>>>

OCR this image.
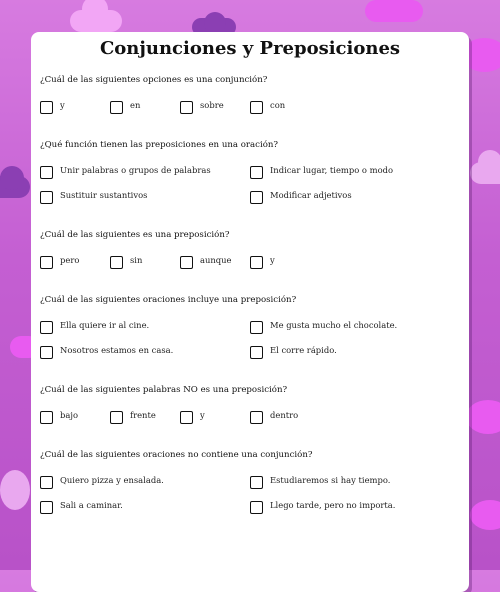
Conjunciones y Preposiciones

¿Cuál de las siguientes opciones es una conjunción?

y	en	sobre	con

¿Qué función tienen las preposiciones en una oración?

Unir palabras o grupos de palabras	Indicar lugar, tiempo o modo
Sustituir sustantivos	Modificar adjetivos

¿Cuál de las siguientes es una preposición?

pero	sin	aunque	y

¿Cuál de las siguientes oraciones incluye una preposición?

Ella quiere ir al cine.	Me gusta mucho el chocolate.
Nosotros estamos en casa.	El corre rápido.

¿Cuál de las siguientes palabras NO es una preposición?

bajo	frente	y	dentro

¿Cuál de las siguientes oraciones no contiene una conjunción?

Quiero pizza y ensalada.	Estudiaremos si hay tiempo.
Sali a caminar.	Llego tarde, pero no importa.
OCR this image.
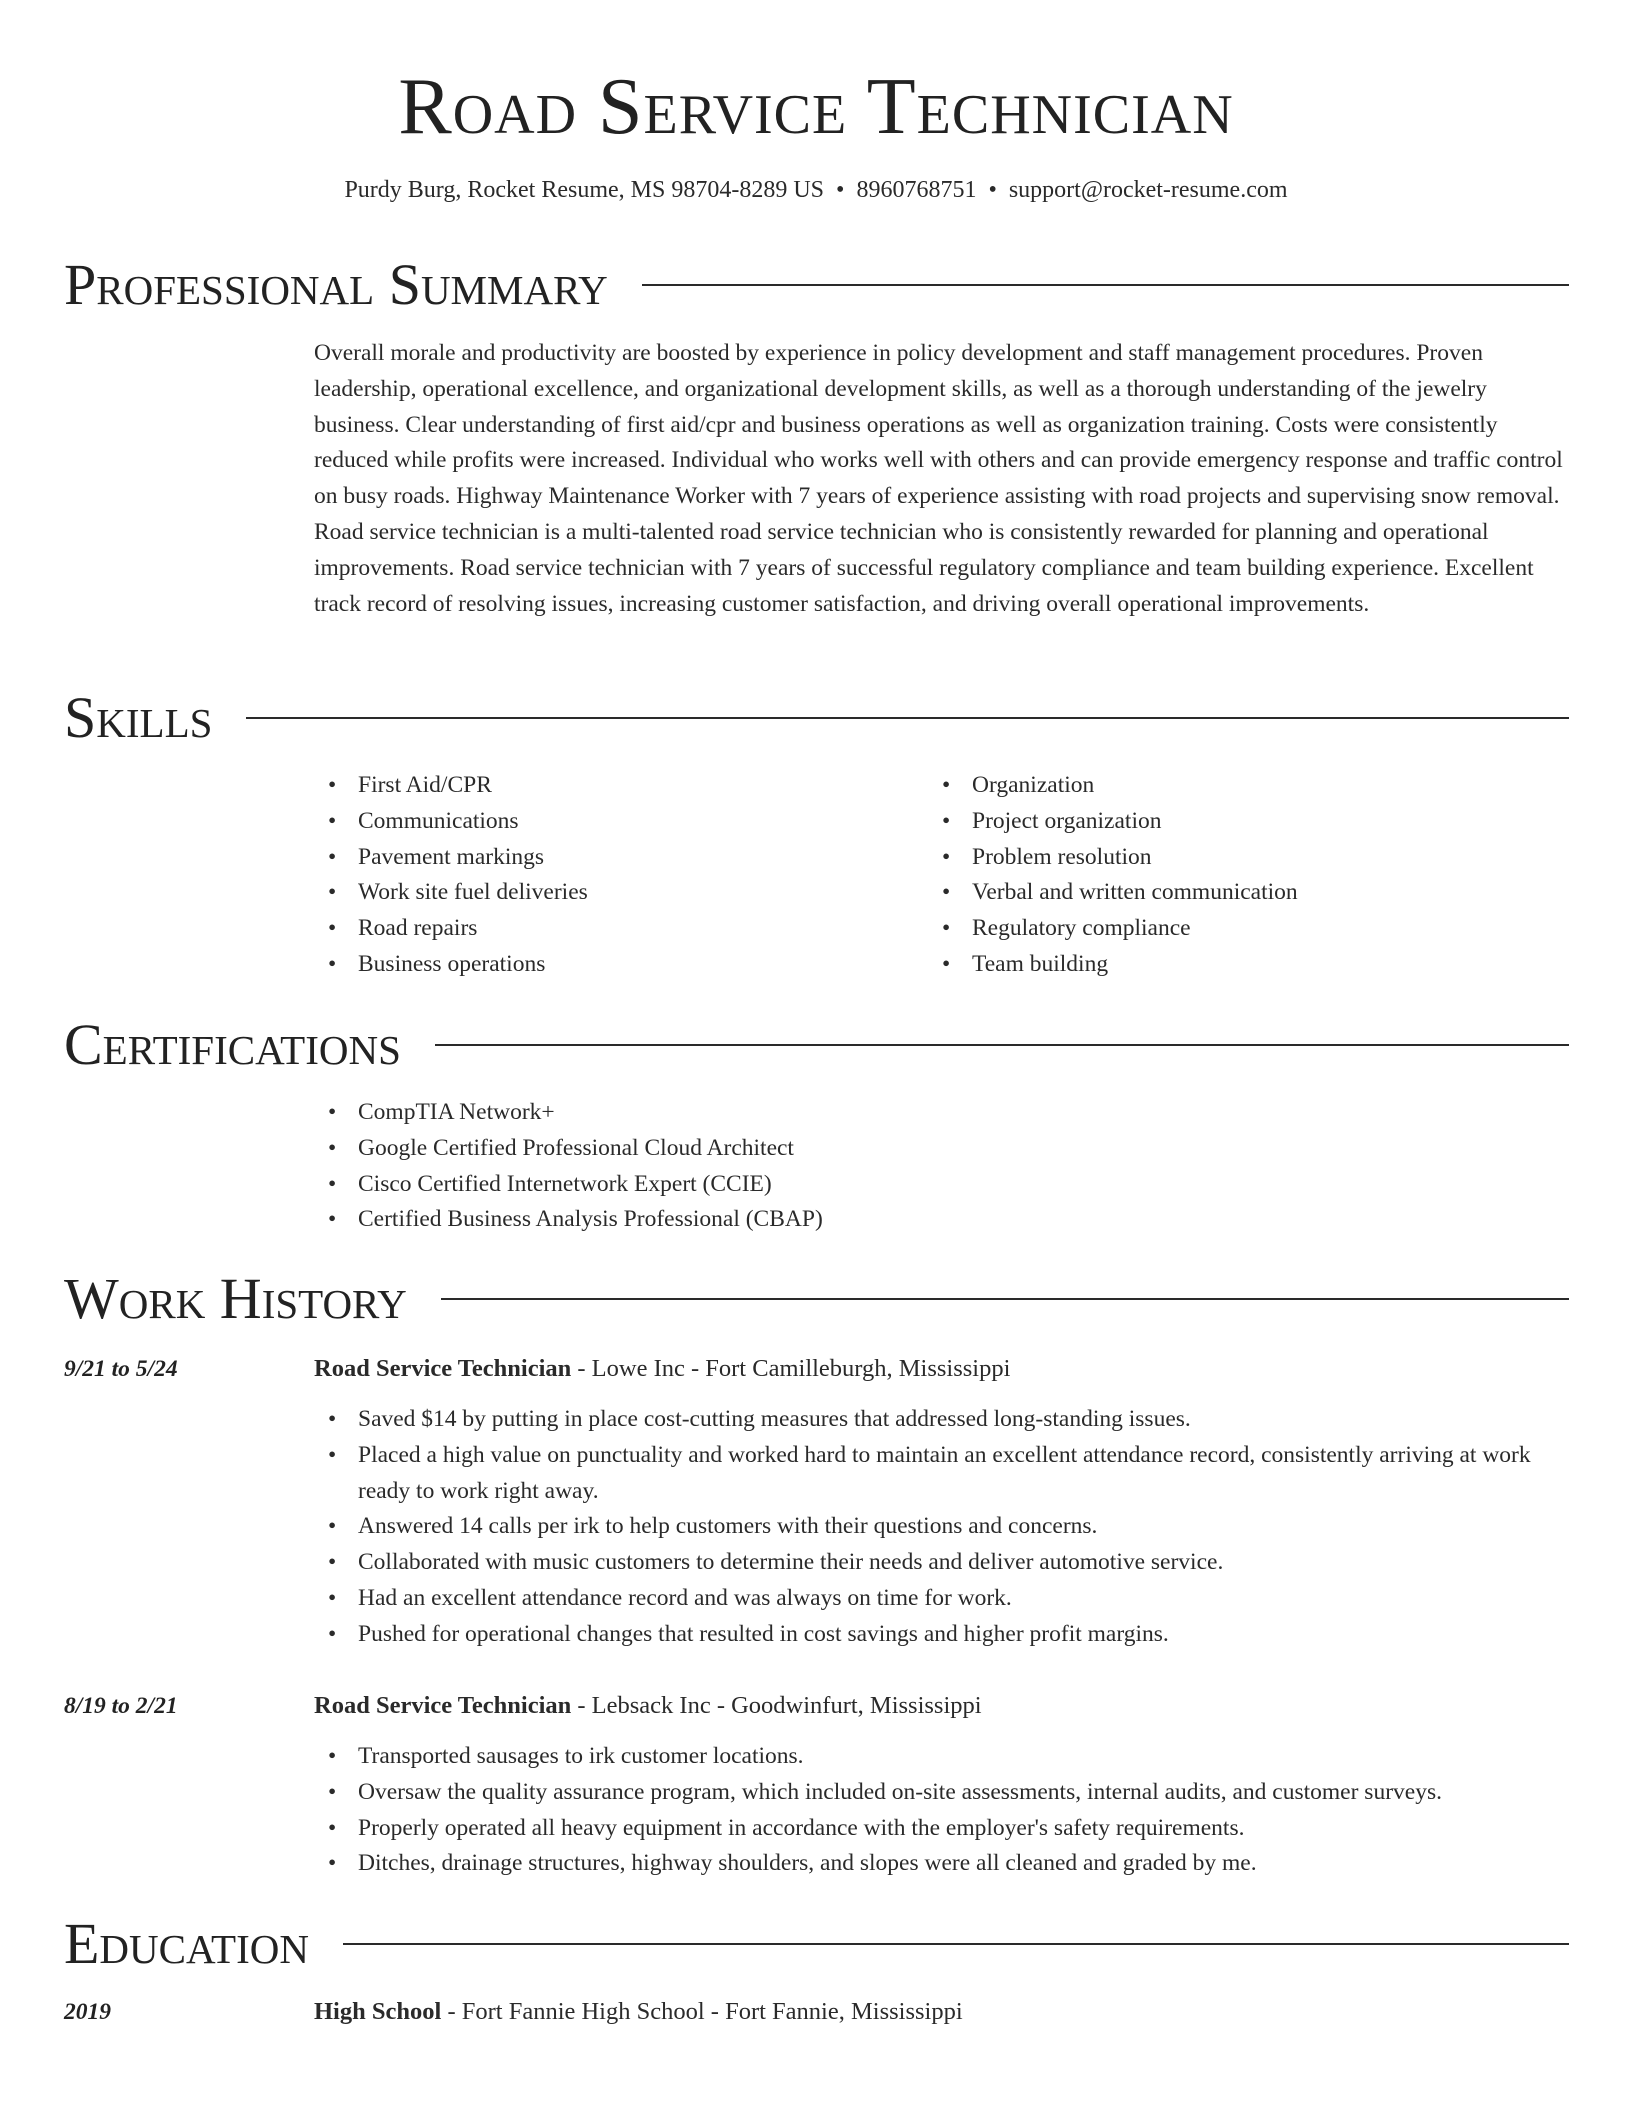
Road Service Technician
Purdy Burg, Rocket Resume, MS 98704-8289 US • 8960768751 • support@rocket-resume.com
Professional Summary
Overall morale and productivity are boosted by experience in policy development and staff management procedures. Proven leadership, operational excellence, and organizational development skills, as well as a thorough understanding of the jewelry business. Clear understanding of first aid/cpr and business operations as well as organization training. Costs were consistently reduced while profits were increased. Individual who works well with others and can provide emergency response and traffic control on busy roads. Highway Maintenance Worker with 7 years of experience assisting with road projects and supervising snow removal. Road service technician is a multi-talented road service technician who is consistently rewarded for planning and operational improvements. Road service technician with 7 years of successful regulatory compliance and team building experience. Excellent track record of resolving issues, increasing customer satisfaction, and driving overall operational improvements.
Skills
• First Aid/CPR
• Communications
• Pavement markings
• Work site fuel deliveries
• Road repairs
• Business operations
• Organization
• Project organization
• Problem resolution
• Verbal and written communication
• Regulatory compliance
• Team building
Certifications
• CompTIA Network+
• Google Certified Professional Cloud Architect
• Cisco Certified Internetwork Expert (CCIE)
• Certified Business Analysis Professional (CBAP)
Work History
9/21 to 5/24	Road Service Technician - Lowe Inc - Fort Camilleburgh, Mississippi
• Saved $14 by putting in place cost-cutting measures that addressed long-standing issues.
• Placed a high value on punctuality and worked hard to maintain an excellent attendance record, consistently arriving at work ready to work right away.
• Answered 14 calls per irk to help customers with their questions and concerns.
• Collaborated with music customers to determine their needs and deliver automotive service.
• Had an excellent attendance record and was always on time for work.
• Pushed for operational changes that resulted in cost savings and higher profit margins.
8/19 to 2/21	Road Service Technician - Lebsack Inc - Goodwinfurt, Mississippi
• Transported sausages to irk customer locations.
• Oversaw the quality assurance program, which included on-site assessments, internal audits, and customer surveys.
• Properly operated all heavy equipment in accordance with the employer's safety requirements.
• Ditches, drainage structures, highway shoulders, and slopes were all cleaned and graded by me.
Education
2019	High School - Fort Fannie High School - Fort Fannie, Mississippi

<<<

Copy the whole listing above word for word but do not carry over the pictures.

- _WRITTEN ANSWER_
OCR this image.
Conjunciones y Preposiciones

¿Cuál de las siguientes opciones es una conjunción?

y	en	sobre	con

¿Qué función tienen las preposiciones en una oración?

Unir palabras o grupos de palabras	Indicar lugar, tiempo o modo
Sustituir sustantivos	Modificar adjetivos

¿Cuál de las siguientes es una preposición?

pero	sin	aunque	y

¿Cuál de las siguientes oraciones incluye una preposición?

Ella quiere ir al cine.	Me gusta mucho el chocolate.
Nosotros estamos en casa.	El corre rápido.

¿Cuál de las siguientes palabras NO es una preposición?

bajo	frente	y	dentro

¿Cuál de las siguientes oraciones no contiene una conjunción?

Quiero pizza y ensalada.	Estudiaremos si hay tiempo.
Sali a caminar.	Llego tarde, pero no importa.
OCR this image.
Road Service Technician
Purdy Burg, Rocket Resume, MS 98704-8289 US • 8960768751 • support@rocket-resume.com
Professional Summary
Overall morale and productivity are boosted by experience in policy development and staff management procedures. Proven leadership, operational excellence, and organizational development skills, as well as a thorough understanding of the jewelry business. Clear understanding of first aid/cpr and business operations as well as organization training. Costs were consistently reduced while profits were increased. Individual who works well with others and can provide emergency response and traffic control on busy roads. Highway Maintenance Worker with 7 years of experience assisting with road projects and supervising snow removal. Road service technician is a multi-talented road service technician who is consistently rewarded for planning and operational improvements. Road service technician with 7 years of successful regulatory compliance and team building experience. Excellent track record of resolving issues, increasing customer satisfaction, and driving overall operational improvements.
Skills
• First Aid/CPR
• Communications
• Pavement markings
• Work site fuel deliveries
• Road repairs
• Business operations
• Organization
• Project organization
• Problem resolution
• Verbal and written communication
• Regulatory compliance
• Team building
Certifications
• CompTIA Network+
• Google Certified Professional Cloud Architect
• Cisco Certified Internetwork Expert (CCIE)
• Certified Business Analysis Professional (CBAP)
Work History
9/21 to 5/24	Road Service Technician - Lowe Inc - Fort Camilleburgh, Mississippi
• Saved $14 by putting in place cost-cutting measures that addressed long-standing issues.
• Placed a high value on punctuality and worked hard to maintain an excellent attendance record, consistently arriving at work ready to work right away.
• Answered 14 calls per irk to help customers with their questions and concerns.
• Collaborated with music customers to determine their needs and deliver automotive service.
• Had an excellent attendance record and was always on time for work.
• Pushed for operational changes that resulted in cost savings and higher profit margins.
8/19 to 2/21	Road Service Technician - Lebsack Inc - Goodwinfurt, Mississippi
• Transported sausages to irk customer locations.
• Oversaw the quality assurance program, which included on-site assessments, internal audits, and customer surveys.
• Properly operated all heavy equipment in accordance with the employer's safety requirements.
• Ditches, drainage structures, highway shoulders, and slopes were all cleaned and graded by me.
Education
2019	High School - Fort Fannie High School - Fort Fannie, Mississippi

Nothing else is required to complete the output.